(Extracted data entries)
___
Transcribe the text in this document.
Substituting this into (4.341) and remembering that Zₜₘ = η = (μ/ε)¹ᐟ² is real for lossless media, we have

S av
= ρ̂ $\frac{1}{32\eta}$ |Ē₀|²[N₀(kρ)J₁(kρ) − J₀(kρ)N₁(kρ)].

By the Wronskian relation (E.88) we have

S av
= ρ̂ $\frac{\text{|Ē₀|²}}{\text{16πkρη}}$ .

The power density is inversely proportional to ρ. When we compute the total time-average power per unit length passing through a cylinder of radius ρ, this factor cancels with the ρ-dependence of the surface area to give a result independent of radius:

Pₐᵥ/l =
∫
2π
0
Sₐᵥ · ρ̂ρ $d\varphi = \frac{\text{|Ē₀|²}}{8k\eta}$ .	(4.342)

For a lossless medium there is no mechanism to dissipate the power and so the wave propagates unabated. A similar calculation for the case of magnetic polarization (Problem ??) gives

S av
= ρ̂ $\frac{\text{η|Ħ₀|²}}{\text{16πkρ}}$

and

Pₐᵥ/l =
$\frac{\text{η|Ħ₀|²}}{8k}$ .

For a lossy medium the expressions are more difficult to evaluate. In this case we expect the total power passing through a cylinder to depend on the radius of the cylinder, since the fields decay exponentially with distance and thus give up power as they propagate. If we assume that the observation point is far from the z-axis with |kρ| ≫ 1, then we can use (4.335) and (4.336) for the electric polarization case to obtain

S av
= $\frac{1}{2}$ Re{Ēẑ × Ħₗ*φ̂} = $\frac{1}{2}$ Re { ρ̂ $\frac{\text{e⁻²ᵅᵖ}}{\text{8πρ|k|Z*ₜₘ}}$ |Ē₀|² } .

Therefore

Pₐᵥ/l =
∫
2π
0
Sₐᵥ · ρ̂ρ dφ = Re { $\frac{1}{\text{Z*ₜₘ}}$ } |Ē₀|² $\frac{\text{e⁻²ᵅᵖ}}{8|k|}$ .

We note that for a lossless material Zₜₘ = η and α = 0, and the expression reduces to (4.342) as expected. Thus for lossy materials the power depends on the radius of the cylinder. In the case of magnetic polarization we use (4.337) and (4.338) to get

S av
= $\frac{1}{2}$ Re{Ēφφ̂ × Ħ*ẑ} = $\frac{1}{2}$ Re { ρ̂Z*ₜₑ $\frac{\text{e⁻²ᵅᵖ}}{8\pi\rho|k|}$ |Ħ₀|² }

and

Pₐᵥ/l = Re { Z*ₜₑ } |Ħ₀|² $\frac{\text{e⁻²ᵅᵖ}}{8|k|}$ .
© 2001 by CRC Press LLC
___
Repeat the records exactly, including every line.

Result of the task →
Transcribe the text in this document.
Substituting this into (4.341) and remembering that Zₜₘ = η = (μ/ε)¹ᐟ² is real for lossless media, we have

S av
= ρ̂ $\frac{1}{32\eta}$ |Ē₀|²[N₀(kρ)J₁(kρ) − J₀(kρ)N₁(kρ)].

By the Wronskian relation (E.88) we have

S av
= ρ̂ $\frac{\text{|Ē₀|²}}{\text{16πkρη}}$ .

The power density is inversely proportional to ρ. When we compute the total time-average power per unit length passing through a cylinder of radius ρ, this factor cancels with the ρ-dependence of the surface area to give a result independent of radius:

Pₐᵥ/l =
∫
2π
0
Sₐᵥ · ρ̂ρ $d\varphi = \frac{\text{|Ē₀|²}}{8k\eta}$ .	(4.342)

For a lossless medium there is no mechanism to dissipate the power and so the wave propagates unabated. A similar calculation for the case of magnetic polarization (Problem ??) gives

S av
= ρ̂ $\frac{\text{η|Ħ₀|²}}{\text{16πkρ}}$

and

Pₐᵥ/l =
$\frac{\text{η|Ħ₀|²}}{8k}$ .

For a lossy medium the expressions are more difficult to evaluate. In this case we expect the total power passing through a cylinder to depend on the radius of the cylinder, since the fields decay exponentially with distance and thus give up power as they propagate. If we assume that the observation point is far from the z-axis with |kρ| ≫ 1, then we can use (4.335) and (4.336) for the electric polarization case to obtain

S av
= $\frac{1}{2}$ Re{Ēẑ × Ħₗ*φ̂} = $\frac{1}{2}$ Re { ρ̂ $\frac{\text{e⁻²ᵅᵖ}}{\text{8πρ|k|Z*ₜₘ}}$ |Ē₀|² } .

Therefore

Pₐᵥ/l =
∫
2π
0
Sₐᵥ · ρ̂ρ dφ = Re { $\frac{1}{\text{Z*ₜₘ}}$ } |Ē₀|² $\frac{\text{e⁻²ᵅᵖ}}{8|k|}$ .

We note that for a lossless material Zₜₘ = η and α = 0, and the expression reduces to (4.342) as expected. Thus for lossy materials the power depends on the radius of the cylinder. In the case of magnetic polarization we use (4.337) and (4.338) to get

S av
= $\frac{1}{2}$ Re{Ēφφ̂ × Ħ*ẑ} = $\frac{1}{2}$ Re { ρ̂Z*ₜₑ $\frac{\text{e⁻²ᵅᵖ}}{8\pi\rho|k|}$ |Ħ₀|² }

and

Pₐᵥ/l = Re { Z*ₜₑ } |Ħ₀|² $\frac{\text{e⁻²ᵅᵖ}}{8|k|}$ .
© 2001 by CRC Press LLC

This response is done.